● **Goal of the exercise**
Read the records and gather each line that includes "month".

● **Records shown**

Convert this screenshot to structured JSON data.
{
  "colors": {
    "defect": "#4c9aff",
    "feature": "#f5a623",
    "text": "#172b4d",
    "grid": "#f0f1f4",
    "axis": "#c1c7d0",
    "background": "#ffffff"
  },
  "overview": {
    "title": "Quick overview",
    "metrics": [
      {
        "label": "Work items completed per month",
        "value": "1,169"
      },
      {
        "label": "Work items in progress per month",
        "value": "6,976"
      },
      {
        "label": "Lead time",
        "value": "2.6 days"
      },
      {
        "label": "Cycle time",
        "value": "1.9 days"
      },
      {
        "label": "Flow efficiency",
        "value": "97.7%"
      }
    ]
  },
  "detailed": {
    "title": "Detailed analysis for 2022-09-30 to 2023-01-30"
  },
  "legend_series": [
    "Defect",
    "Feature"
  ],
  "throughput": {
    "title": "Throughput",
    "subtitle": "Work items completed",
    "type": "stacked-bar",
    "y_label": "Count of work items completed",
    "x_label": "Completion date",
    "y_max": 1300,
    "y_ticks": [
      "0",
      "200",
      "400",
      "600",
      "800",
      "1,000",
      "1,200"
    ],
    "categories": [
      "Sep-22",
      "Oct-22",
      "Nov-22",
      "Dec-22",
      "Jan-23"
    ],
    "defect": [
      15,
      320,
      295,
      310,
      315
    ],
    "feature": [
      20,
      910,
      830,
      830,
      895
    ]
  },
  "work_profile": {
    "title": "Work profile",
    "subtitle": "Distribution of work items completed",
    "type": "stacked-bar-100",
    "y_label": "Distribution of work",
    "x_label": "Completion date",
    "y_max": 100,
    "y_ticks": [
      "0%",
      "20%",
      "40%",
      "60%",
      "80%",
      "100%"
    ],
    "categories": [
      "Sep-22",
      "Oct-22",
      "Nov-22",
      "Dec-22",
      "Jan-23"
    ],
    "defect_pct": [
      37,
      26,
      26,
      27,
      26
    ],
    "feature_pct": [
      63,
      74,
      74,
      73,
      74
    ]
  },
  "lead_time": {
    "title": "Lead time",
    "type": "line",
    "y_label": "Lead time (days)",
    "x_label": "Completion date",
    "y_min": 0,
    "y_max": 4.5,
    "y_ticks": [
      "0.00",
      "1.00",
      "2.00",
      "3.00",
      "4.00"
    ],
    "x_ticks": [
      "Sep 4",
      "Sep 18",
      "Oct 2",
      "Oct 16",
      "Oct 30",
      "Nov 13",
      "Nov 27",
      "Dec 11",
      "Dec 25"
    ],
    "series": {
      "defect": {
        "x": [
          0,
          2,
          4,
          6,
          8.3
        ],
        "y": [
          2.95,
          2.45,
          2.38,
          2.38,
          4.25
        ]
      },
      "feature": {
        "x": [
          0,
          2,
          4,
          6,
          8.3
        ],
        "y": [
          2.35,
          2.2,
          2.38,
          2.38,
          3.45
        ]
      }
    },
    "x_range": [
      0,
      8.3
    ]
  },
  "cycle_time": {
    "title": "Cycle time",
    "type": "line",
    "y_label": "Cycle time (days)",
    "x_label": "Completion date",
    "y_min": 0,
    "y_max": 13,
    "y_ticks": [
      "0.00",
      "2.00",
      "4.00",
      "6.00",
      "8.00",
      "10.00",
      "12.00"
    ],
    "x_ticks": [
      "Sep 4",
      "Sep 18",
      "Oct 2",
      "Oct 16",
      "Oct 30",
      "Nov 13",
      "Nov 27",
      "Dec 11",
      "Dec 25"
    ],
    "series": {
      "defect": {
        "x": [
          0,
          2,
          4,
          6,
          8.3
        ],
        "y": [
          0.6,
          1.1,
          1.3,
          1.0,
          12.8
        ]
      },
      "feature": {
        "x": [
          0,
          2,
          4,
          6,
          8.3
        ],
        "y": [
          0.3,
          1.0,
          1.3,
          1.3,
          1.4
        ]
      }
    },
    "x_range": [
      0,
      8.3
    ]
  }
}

...

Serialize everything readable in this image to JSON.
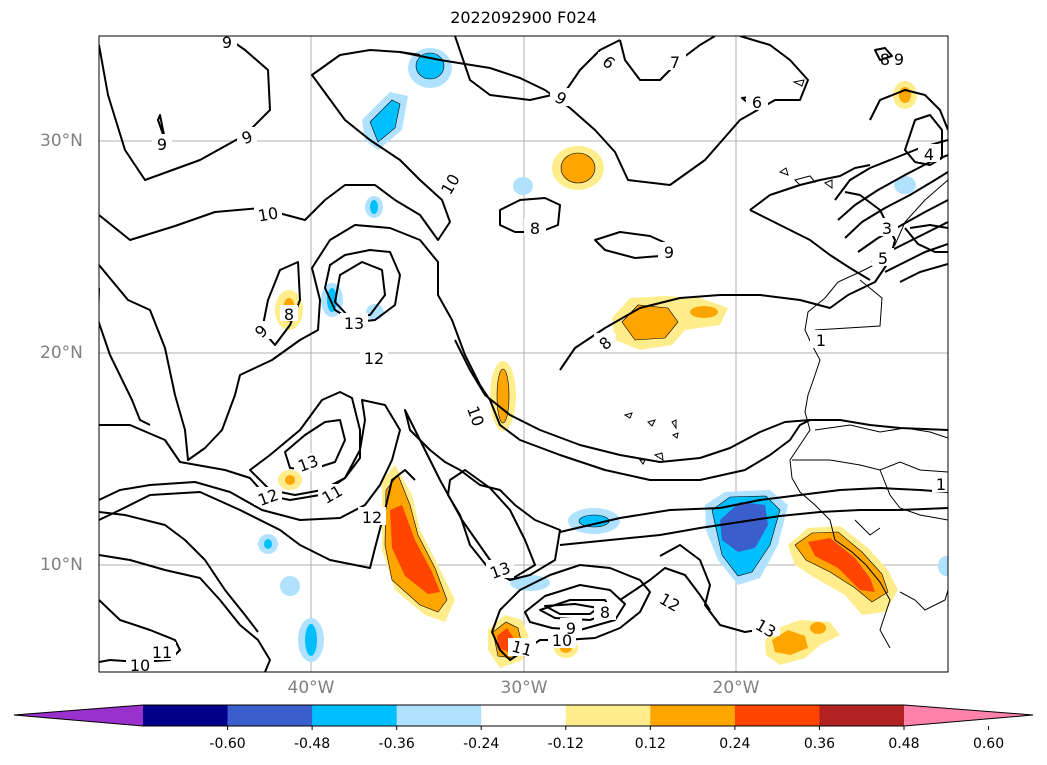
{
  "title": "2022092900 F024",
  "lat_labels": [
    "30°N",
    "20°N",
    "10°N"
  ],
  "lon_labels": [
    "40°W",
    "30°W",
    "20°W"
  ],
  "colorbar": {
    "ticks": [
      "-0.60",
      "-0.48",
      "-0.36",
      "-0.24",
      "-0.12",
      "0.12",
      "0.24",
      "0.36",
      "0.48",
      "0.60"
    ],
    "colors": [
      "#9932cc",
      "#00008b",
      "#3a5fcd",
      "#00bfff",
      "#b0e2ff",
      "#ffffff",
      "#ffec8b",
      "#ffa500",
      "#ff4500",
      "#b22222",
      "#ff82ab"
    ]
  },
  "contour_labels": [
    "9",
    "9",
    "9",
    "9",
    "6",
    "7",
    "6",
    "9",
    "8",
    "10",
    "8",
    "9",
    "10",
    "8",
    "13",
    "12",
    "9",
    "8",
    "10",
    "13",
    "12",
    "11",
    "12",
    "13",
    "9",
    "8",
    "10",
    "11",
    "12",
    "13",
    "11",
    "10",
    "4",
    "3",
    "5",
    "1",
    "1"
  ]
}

● **Task output**
        "label": "Work items completed per month",
        "label": "Work items in progress per month",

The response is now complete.